Read the records below and copy each line that contains "this".

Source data
-- START --

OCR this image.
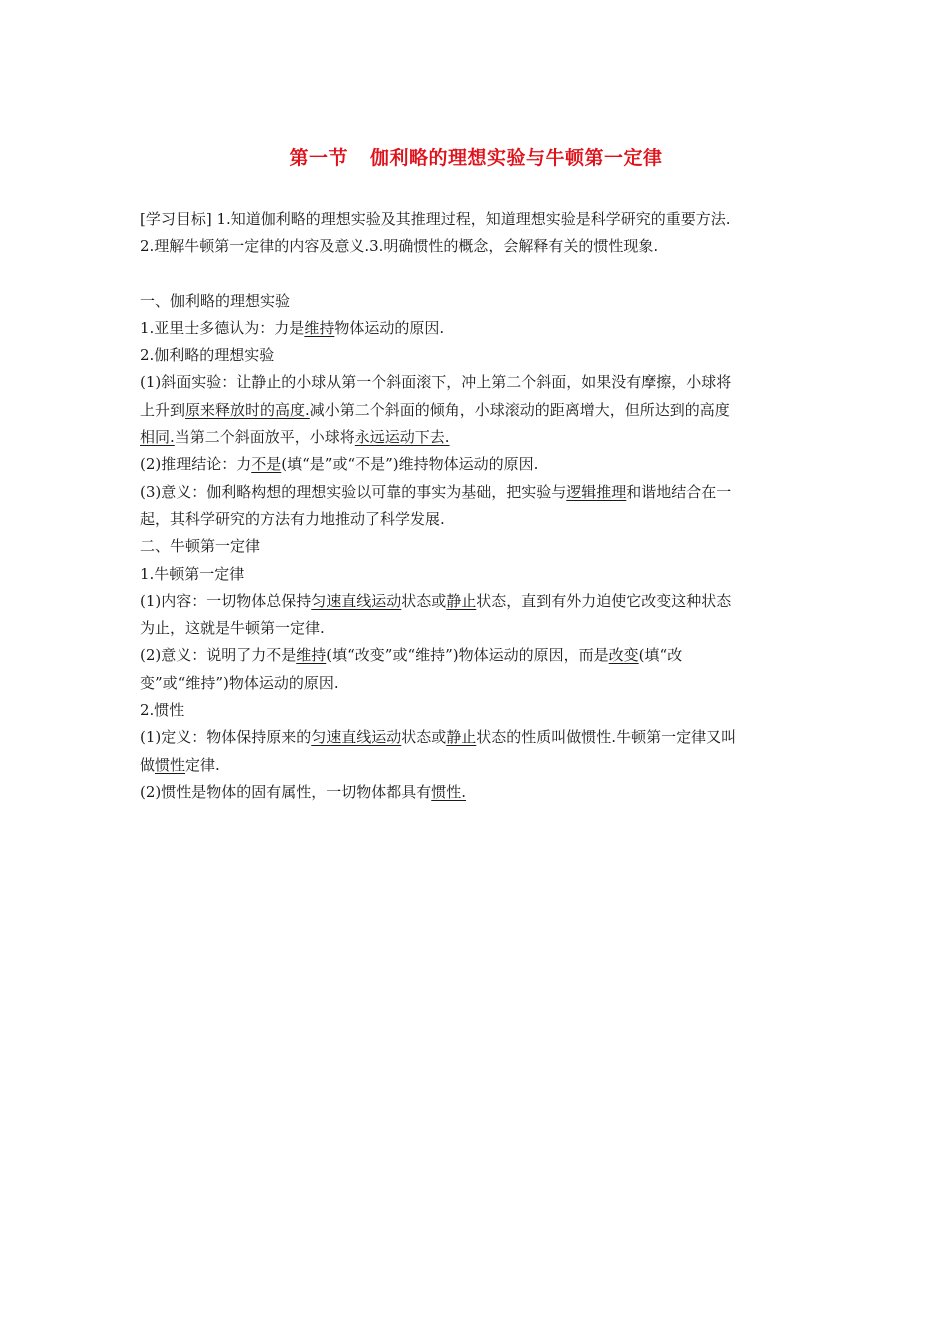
第一节 伽利略的理想实验与牛顿第一定律

[学习目标] 1.知道伽利略的理想实验及其推理过程，知道理想实验是科学研究的重要方法.

2.理解牛顿第一定律的内容及意义.3.明确惯性的概念，会解释有关的惯性现象.

一、伽利略的理想实验

1.亚里士多德认为：力是维持物体运动的原因.

2.伽利略的理想实验

(1)斜面实验：让静止的小球从第一个斜面滚下，冲上第二个斜面，如果没有摩擦，小球将

上升到原来释放时的高度.减小第二个斜面的倾角，小球滚动的距离增大，但所达到的高度

相同.当第二个斜面放平，小球将永远运动下去.

(2)推理结论：力不是(填“是”或“不是”)维持物体运动的原因.

(3)意义：伽利略构想的理想实验以可靠的事实为基础，把实验与逻辑推理和谐地结合在一

起，其科学研究的方法有力地推动了科学发展.

二、牛顿第一定律

1.牛顿第一定律

(1)内容：一切物体总保持匀速直线运动状态或静止状态，直到有外力迫使它改变这种状态

为止，这就是牛顿第一定律.

(2)意义：说明了力不是维持(填“改变”或“维持”)物体运动的原因，而是改变(填“改

变”或“维持”)物体运动的原因.

2.惯性

(1)定义：物体保持原来的匀速直线运动状态或静止状态的性质叫做惯性.牛顿第一定律又叫

做惯性定律.

(2)惯性是物体的固有属性，一切物体都具有惯性.
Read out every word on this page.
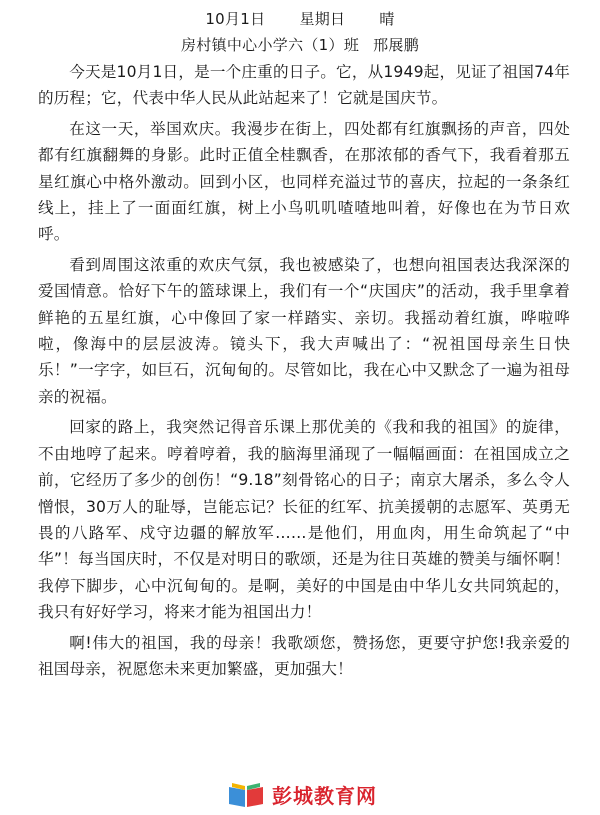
10月1日 星期日 晴
房村镇中心小学六（1）班 邢展鹏

今天是10月1日，是一个庄重的日子。它，从1949起，见证了祖国74年的历程；它，代表中华人民从此站起来了！它就是国庆节。

在这一天，举国欢庆。我漫步在街上，四处都有红旗飘扬的声音，四处都有红旗翻舞的身影。此时正值全桂飘香，在那浓郁的香气下，我看着那五星红旗心中格外激动。回到小区，也同样充溢过节的喜庆，拉起的一条条红线上，挂上了一面面红旗，树上小鸟叽叽喳喳地叫着，好像也在为节日欢呼。

看到周围这浓重的欢庆气氛，我也被感染了，也想向祖国表达我深深的爱国情意。恰好下午的篮球课上，我们有一个“庆国庆”的活动，我手里拿着鲜艳的五星红旗，心中像回了家一样踏实、亲切。我摇动着红旗，哗啦哗啦，像海中的层层波涛。镜头下，我大声喊出了：“祝祖国母亲生日快乐！”一字字，如巨石，沉甸甸的。尽管如比，我在心中又默念了一遍为祖母亲的祝福。

回家的路上，我突然记得音乐课上那优美的《我和我的祖国》的旋律，不由地哼了起来。哼着哼着，我的脑海里涌现了一幅幅画面：在祖国成立之前，它经历了多少的创伤！“9.18”刻骨铭心的日子；南京大屠杀，多么令人憎恨，30万人的耻辱，岂能忘记？长征的红军、抗美援朝的志愿军、英勇无畏的八路军、戍守边疆的解放军……是他们，用血肉，用生命筑起了“中华”！每当国庆时，不仅是对明日的歌颂，还是为往日英雄的赞美与缅怀啊！我停下脚步，心中沉甸甸的。是啊，美好的中国是由中华儿女共同筑起的，我只有好好学习，将来才能为祖国出力！

啊!伟大的祖国，我的母亲！我歌颂您，赞扬您，更要守护您!我亲爱的祖国母亲，祝愿您未来更加繁盛，更加强大！

彭城教育网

-- END --

Full response ▸
OCR this image.
Read out every word on this page.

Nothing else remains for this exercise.